[Extrahierter Text]

★ ★ ★ ★ ★

Nach dem verheerenden Anschlag auf den Weihnachtsmarkt in Magdeburg, bei dem fünf Menschen ihr Leben verloren, wird die Forderung nach schärferen Sicherheitsgesetzen laut. Die Polizei drängt auf eine verbesserte Zusammenarbeit der Behörden und einen konsistenten Umgang mit der Aufarbeitung der Vorfälle.
Der Anschlag hat eine intensive Diskussion über die Notwendigkeit einer Verschärfung der Sicherheitsgesetze ausgelöst. Bundesinnenministerin Nancy Faeser (SPD) fordert die zügige Einführung neuer Gesetze zur Verbesserung der inneren Sicherheit, darunter das neue Bundespolizeigesetz zur Stärkung der Bundespolizei und Maßnahmen zur biometrischen Überwachung.
“Alle unsere Gesetzesvorschläge könnten sofort verabschiedet werden, wenn die Opposition kooperiert”, erklärte die Ministerin. “Es ist unerlässlich, alles in unserer Macht Stehende zu tun, um die Menschen in Deutschland vor solchen schrecklichen Gewalttaten zu schützen”, betonte Faeser und hob die Notwendigkeit zusätzlicher Befugnisse und mehr Personal für die Sicherheitsbehörden hervor.

★ ★ ★ ★ ★

[Bereitgestelltes Material]

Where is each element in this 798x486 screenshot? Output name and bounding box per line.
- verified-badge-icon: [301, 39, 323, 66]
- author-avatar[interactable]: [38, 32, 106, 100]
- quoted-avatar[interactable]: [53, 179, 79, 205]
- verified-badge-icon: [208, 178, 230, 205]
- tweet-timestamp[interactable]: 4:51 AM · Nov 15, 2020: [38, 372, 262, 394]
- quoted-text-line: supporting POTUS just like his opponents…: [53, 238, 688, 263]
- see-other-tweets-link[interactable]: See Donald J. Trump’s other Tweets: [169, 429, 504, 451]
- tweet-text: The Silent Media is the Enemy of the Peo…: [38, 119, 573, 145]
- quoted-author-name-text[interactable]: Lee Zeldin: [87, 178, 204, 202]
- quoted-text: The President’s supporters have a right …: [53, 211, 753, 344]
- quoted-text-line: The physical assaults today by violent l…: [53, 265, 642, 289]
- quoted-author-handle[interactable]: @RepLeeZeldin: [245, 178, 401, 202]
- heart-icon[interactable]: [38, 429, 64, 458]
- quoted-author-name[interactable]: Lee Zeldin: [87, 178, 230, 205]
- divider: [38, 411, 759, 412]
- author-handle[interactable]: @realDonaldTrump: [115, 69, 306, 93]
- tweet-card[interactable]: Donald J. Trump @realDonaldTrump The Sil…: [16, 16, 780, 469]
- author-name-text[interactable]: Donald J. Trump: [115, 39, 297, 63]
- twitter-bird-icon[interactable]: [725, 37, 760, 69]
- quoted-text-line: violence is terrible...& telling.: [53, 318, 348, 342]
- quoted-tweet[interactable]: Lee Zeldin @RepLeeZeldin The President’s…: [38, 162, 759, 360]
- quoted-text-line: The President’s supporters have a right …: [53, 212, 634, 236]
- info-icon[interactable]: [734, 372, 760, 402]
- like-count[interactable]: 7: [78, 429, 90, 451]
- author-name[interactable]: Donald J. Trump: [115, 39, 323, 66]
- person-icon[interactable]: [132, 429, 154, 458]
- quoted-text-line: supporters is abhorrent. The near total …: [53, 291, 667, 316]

★ ★ ★ ★ ★

[Aufgaben]
• 1. Ersetze im Text über den Anschlag in Magdeburg „Personal“ durch „Mitarbeiter“, und gib den Abschnitt, der mit den Worten um „Der Anschlag hat“ beginnt und mit „die Sicherheitsbehörden hervor.“ endet, mit dieser Änderung wieder.
• 2. Beantworte anhand des Textes über den Anschlag in Magdeburg:
(a) Wie viele Menschen kamen bei dem Anschlag ums Leben?
(b) Welcher Partei gehört Nancy Faeser an?
(c) Unter welcher Bedingung könnten laut der Ministerin alle Gesetzesvorschläge sofort verabschiedet werden?
Die Einträge werden zur Bearbeitung nicht benötigt.

[Antworten je Aufgabe]
• 1.
Der Anschlag hat eine intensive Diskussion über die Notwendigkeit einer Verschärfung der Sicherheitsgesetze ausgelöst. Bundesinnenministerin Nancy Faeser (SPD) fordert die zügige Einführung neuer Gesetze zur Verbesserung der inneren Sicherheit, darunter das neue Bundespolizeigesetz zur Stärkung der Bundespolizei und Maßnahmen zur biometrischen Überwachung.
“Alle unsere Gesetzesvorschläge könnten sofort verabschiedet werden, wenn die Opposition kooperiert”, erklärte die Ministerin. “Es ist unerlässlich, alles in unserer Macht Stehende zu tun, um die Menschen in Deutschland vor solchen schrecklichen Gewalttaten zu schützen”, betonte Faeser und hob die Notwendigkeit zusätzlicher Befugnisse und mehr Mitarbeiter für die Sicherheitsbehörden hervor.

• 2.
(a) Fünf Menschen.
(b) Der SPD.
(c) Wenn die Opposition kooperiert.